Data entries
*****
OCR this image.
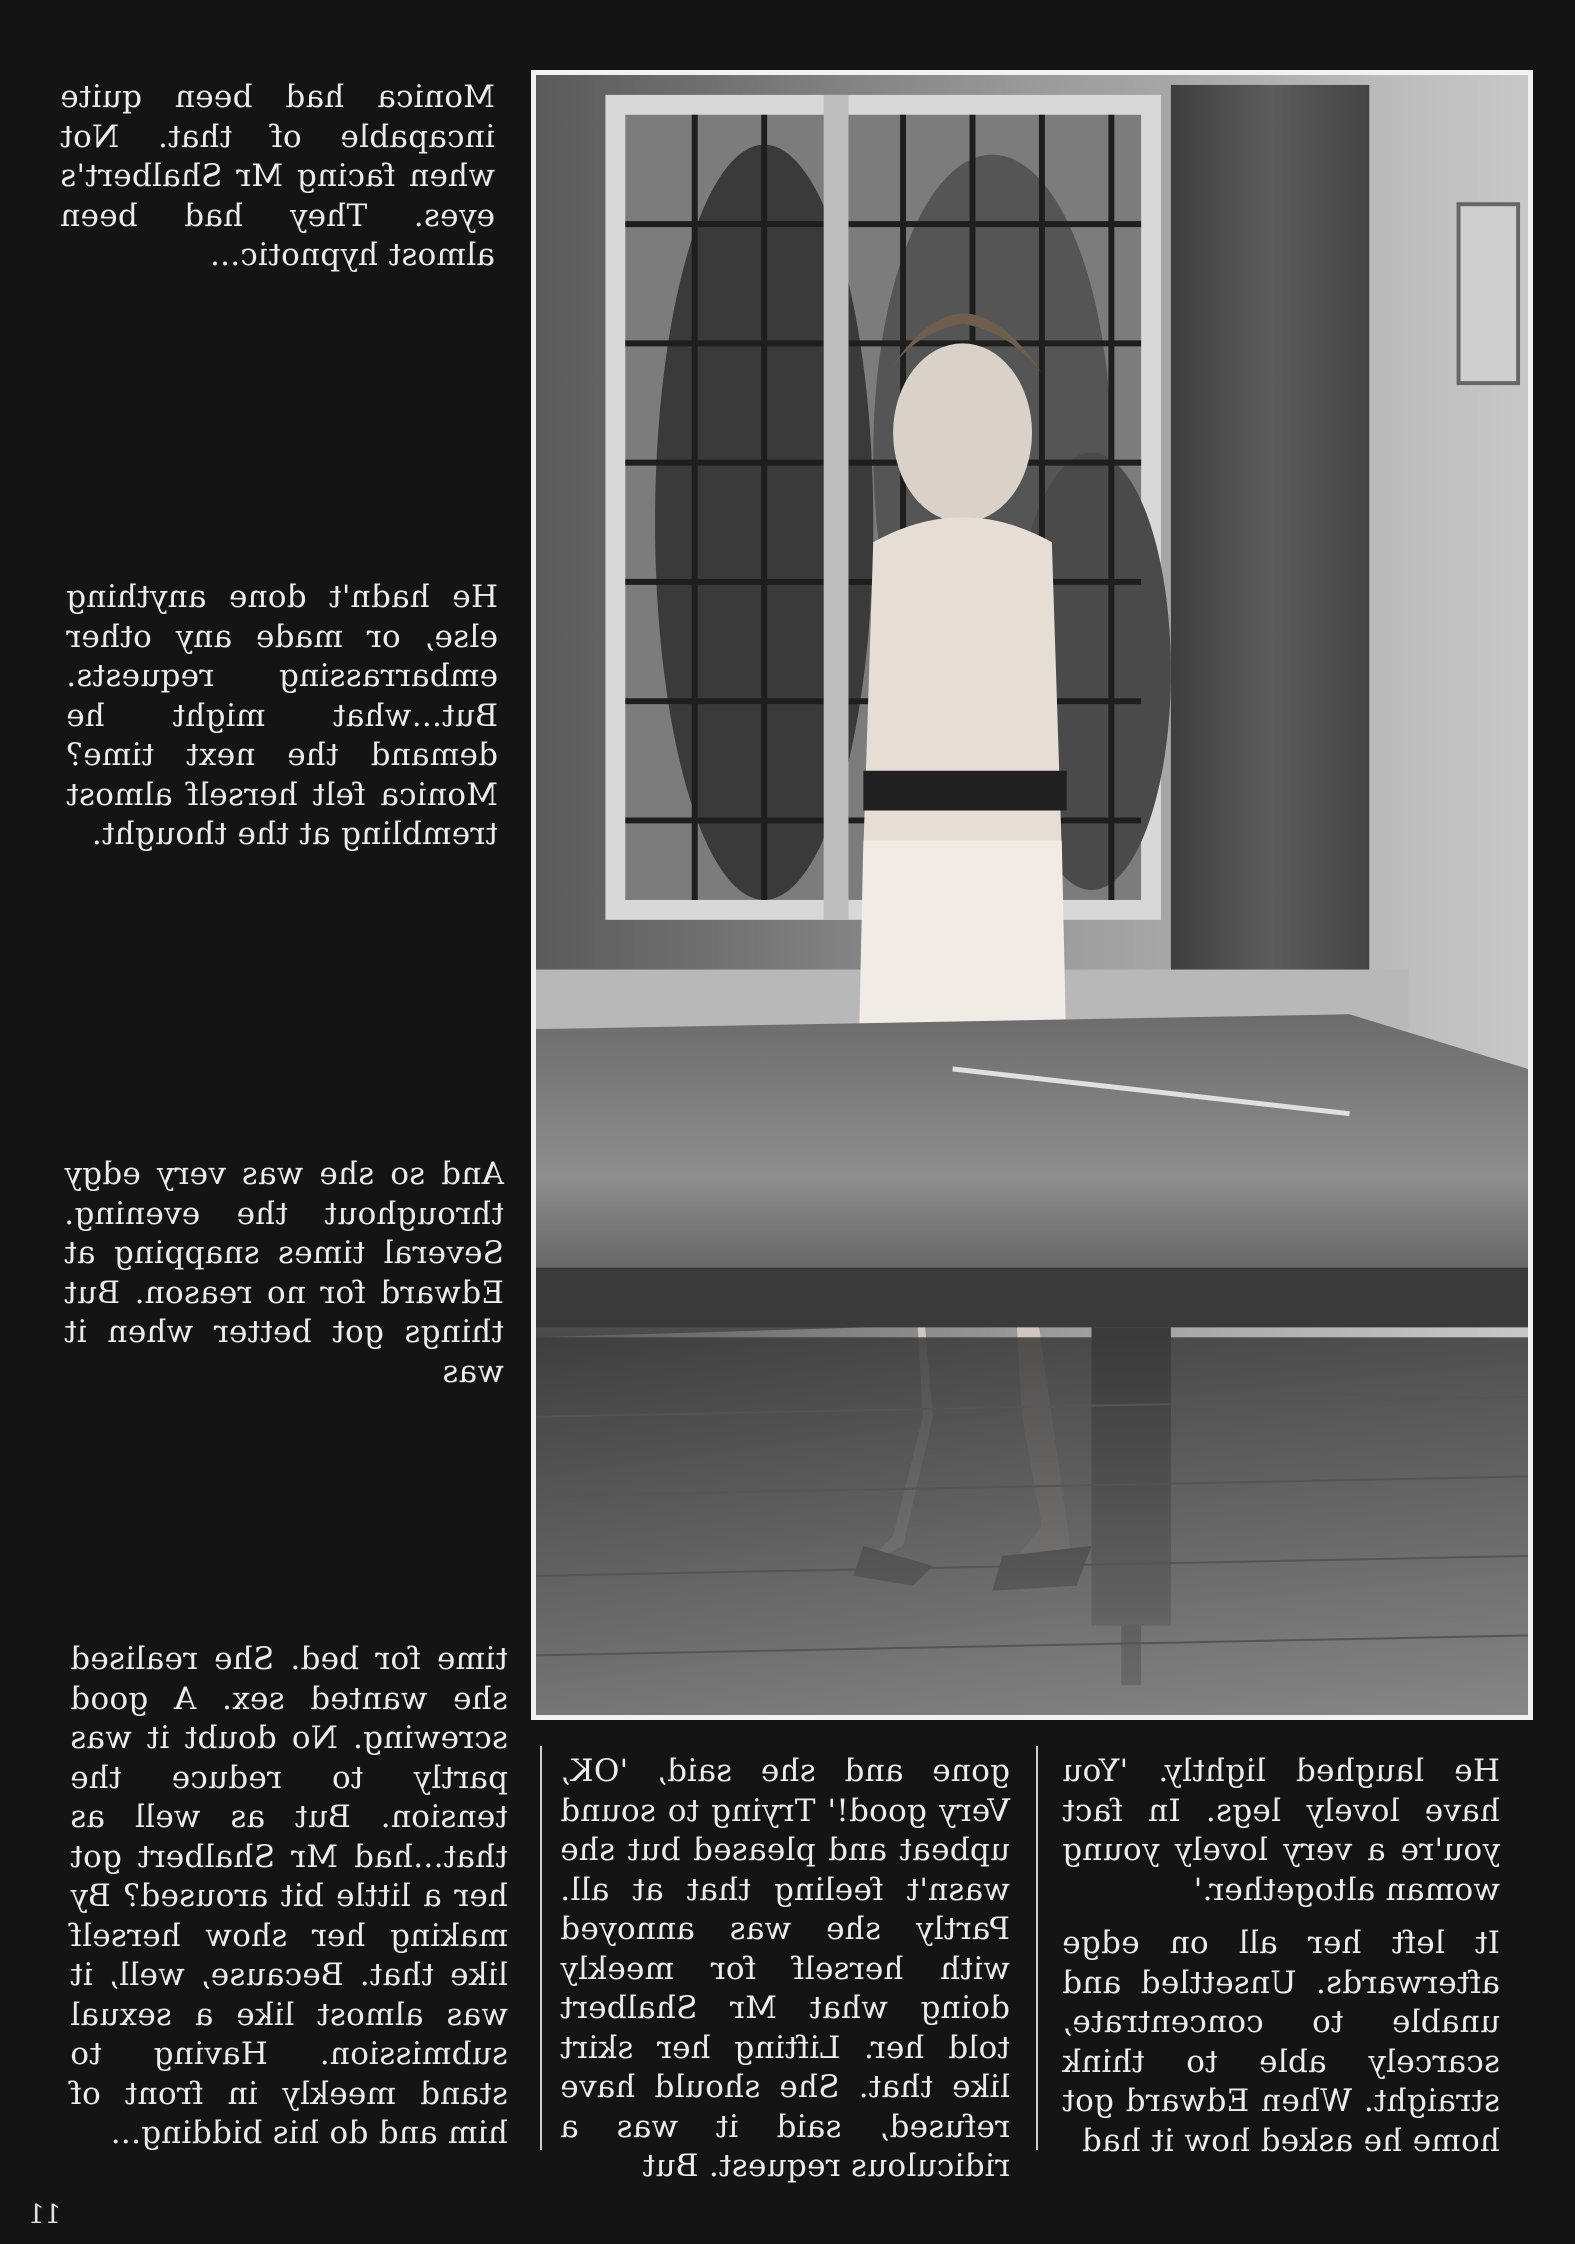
Monica had been quite incapable of that. Not when facing Mr Shalbert's eyes. They had been almost hypnotic...

He hadn't done anything else, or made any other embarrassing requests. But...what might he demand the next time? Monica felt herself almost trembling at the thought.

And so she was very edgy throughout the evening. Several times snapping at Edward for no reason. But things got better when it was

time for bed. She realised she wanted sex. A good screwing. No doubt it was partly to reduce the tension. But as well as that...had Mr Shalbert got her a little bit aroused? By making her show herself like that. Because, well, it was almost like a sexual submission. Having to stand meekly in front of him and do his bidding...

gone and she said, 'OK, Very good!' Trying to sound upbeat and pleased but she wasn't feeling that at all. Partly she was annoyed with herself for meekly doing what Mr Shalbert told her. Lifting her skirt like that. She should have refused, said it was a ridiculous request. But

He laughed lightly. 'You have lovely legs. In fact you're a very lovely young woman altogether.'

It left her all on edge afterwards. Unsettled and unable to concentrate, scarcely able to think straight. When Edward got home he asked how it had

11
*****
Print every record above exactly as written, leaving out the pictures.

OCR this image.
Monica had been quite incapable of that. Not when facing Mr Shalbert's eyes. They had been almost hypnotic...

He hadn't done anything else, or made any other embarrassing requests. But...what might he demand the next time? Monica felt herself almost trembling at the thought.

And so she was very edgy throughout the evening. Several times snapping at Edward for no reason. But things got better when it was

time for bed. She realised she wanted sex. A good screwing. No doubt it was partly to reduce the tension. But as well as that...had Mr Shalbert got her a little bit aroused? By making her show herself like that. Because, well, it was almost like a sexual submission. Having to stand meekly in front of him and do his bidding...

gone and she said, 'OK, Very good!' Trying to sound upbeat and pleased but she wasn't feeling that at all. Partly she was annoyed with herself for meekly doing what Mr Shalbert told her. Lifting her skirt like that. She should have refused, said it was a ridiculous request. But

He laughed lightly. 'You have lovely legs. In fact you're a very lovely young woman altogether.'

It left her all on edge afterwards. Unsettled and unable to concentrate, scarcely able to think straight. When Edward got home he asked how it had

11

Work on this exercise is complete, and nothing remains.